• **Source passage**
============================================================
Re-reading this post, it occurs to me that my Mom comes across badly, which I feel terrible about.  My Mom’s great.  But I know I baffled her terribly; always bugging her to buy more jello (which somehow mysteriously disappeared from the pantry), and asking for three sandwiches every day for lunch, not knowing that two of them went to Terry Phegley and Charles Robinson, the school bullies.

See, I was a good kid, a university professor’s son, an A student, on the rare occasions that I turned in my homework.  I was the quiet kid sitting in the back of the class, reading.  I wasn’t a trouble-maker, not really.  I didn’t spend recess like most of the other kids did, clipping off grasshoppers’ heads with a toenail clipper, to watch headless insects hop.  I was on the school’s safety patrol, an honor I loathed.  A few favored kids were chosen by the principal for safety patrol, which meant that you got this white belt-with-shoulder-strap thing you were supposed to wear, especially at recess. The purpose of the belt thing, I now realize, was for the convenience of the school’s bullies, to let them know who should be beaten up first. As a safety patroller, if I saw kids breaking school rules, I were supposed to narc on them.  Turn them in.  I never did, of course, but it didn’t matter; the belt was enough to get you thoroughly thrashed. I had to do something, so I became a hard-core jello dipper. And jello trafficker.
============================================================
• **Directives**
1. Translate this sentence from the safety-patrol post into Spanish: "I was the quiet kid sitting in the back of the class, reading."
2. Carry on the safety-patrol post about jello and the school bullies, starting right after its final sentence.
============================================================
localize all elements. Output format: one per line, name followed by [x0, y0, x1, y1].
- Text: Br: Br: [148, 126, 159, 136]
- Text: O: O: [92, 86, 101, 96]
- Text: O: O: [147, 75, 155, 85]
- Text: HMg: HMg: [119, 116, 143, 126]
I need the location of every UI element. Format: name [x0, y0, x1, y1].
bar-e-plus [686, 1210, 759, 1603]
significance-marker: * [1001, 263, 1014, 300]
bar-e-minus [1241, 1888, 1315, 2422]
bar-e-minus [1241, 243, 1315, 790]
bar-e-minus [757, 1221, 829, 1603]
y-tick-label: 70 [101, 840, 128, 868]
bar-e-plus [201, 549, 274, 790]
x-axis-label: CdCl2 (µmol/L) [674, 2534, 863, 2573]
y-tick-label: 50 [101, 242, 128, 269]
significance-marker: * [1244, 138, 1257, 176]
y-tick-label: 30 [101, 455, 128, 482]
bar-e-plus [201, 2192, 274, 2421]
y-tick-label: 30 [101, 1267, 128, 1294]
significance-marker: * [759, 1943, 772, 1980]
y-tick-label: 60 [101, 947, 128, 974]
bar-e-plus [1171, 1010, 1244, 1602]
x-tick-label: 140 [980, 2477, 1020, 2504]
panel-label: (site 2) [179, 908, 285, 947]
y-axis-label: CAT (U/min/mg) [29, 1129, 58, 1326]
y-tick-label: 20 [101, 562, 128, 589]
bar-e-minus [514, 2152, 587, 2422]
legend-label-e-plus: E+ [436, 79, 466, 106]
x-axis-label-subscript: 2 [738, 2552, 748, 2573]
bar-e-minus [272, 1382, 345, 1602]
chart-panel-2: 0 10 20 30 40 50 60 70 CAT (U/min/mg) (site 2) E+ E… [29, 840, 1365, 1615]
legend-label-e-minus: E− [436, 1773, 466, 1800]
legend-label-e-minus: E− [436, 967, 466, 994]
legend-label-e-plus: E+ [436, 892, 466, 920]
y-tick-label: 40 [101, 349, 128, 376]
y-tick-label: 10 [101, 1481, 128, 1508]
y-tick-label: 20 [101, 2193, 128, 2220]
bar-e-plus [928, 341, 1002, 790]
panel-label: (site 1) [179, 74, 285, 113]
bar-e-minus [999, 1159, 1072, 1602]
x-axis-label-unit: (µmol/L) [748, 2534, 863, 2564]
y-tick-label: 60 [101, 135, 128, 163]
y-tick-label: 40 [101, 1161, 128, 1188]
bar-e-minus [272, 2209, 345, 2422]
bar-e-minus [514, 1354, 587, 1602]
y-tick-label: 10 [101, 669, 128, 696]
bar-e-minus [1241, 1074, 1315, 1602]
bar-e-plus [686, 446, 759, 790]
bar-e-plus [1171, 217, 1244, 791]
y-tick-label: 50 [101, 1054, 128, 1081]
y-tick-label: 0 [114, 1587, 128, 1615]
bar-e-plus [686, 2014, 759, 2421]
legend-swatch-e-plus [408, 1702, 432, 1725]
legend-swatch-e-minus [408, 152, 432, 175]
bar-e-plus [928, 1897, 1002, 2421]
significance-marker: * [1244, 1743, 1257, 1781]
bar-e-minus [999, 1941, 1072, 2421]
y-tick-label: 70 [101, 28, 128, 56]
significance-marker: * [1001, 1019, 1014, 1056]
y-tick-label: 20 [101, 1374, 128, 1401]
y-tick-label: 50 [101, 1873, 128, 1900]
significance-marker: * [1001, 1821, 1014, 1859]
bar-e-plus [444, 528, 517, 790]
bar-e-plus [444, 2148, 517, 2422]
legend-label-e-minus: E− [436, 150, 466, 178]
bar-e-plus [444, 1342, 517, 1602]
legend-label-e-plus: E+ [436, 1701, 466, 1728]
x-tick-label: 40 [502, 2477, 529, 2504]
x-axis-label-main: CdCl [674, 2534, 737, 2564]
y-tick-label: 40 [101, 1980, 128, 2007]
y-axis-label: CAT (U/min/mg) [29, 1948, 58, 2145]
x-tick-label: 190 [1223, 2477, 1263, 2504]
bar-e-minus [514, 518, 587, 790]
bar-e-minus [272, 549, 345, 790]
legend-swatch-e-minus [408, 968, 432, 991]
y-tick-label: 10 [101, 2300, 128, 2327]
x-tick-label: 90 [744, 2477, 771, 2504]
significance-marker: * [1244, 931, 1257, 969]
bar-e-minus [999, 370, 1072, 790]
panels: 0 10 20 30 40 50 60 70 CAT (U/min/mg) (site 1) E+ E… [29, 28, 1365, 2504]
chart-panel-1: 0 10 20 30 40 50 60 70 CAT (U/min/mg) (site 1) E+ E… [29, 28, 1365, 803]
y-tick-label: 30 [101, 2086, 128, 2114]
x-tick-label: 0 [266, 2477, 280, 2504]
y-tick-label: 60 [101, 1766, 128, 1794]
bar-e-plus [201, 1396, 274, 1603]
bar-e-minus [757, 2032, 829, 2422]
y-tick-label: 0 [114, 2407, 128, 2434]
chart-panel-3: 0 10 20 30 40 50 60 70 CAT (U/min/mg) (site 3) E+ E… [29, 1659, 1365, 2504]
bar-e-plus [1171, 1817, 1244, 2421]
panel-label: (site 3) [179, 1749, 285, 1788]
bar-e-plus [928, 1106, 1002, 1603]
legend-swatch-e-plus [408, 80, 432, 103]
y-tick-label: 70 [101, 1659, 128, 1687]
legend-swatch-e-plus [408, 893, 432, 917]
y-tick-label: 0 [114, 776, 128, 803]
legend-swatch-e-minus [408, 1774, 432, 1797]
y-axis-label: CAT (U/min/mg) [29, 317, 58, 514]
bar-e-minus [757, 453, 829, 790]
============================================================
• **Final results**
1. Yo era el niño callado que se sentaba al fondo de la clase, leyendo.

2.
So, anyway, we jello dipped in the bus to Cincinatti, and then got to the ballpark way early, so we could shag flies during batting practice.  It was amazing, to run around on the field of a big league ballpark.  The Reds were playing the San Francisco Giants, and all my teammates were Reds’ fans.  Above all, we wanted autographs.  We’d brought our gloves (essential anyway for shagging flies), and our sharpies.  Of course we had sharpies.  They were a new thing back then (first marketed in 1964), but they were perfect for autographs.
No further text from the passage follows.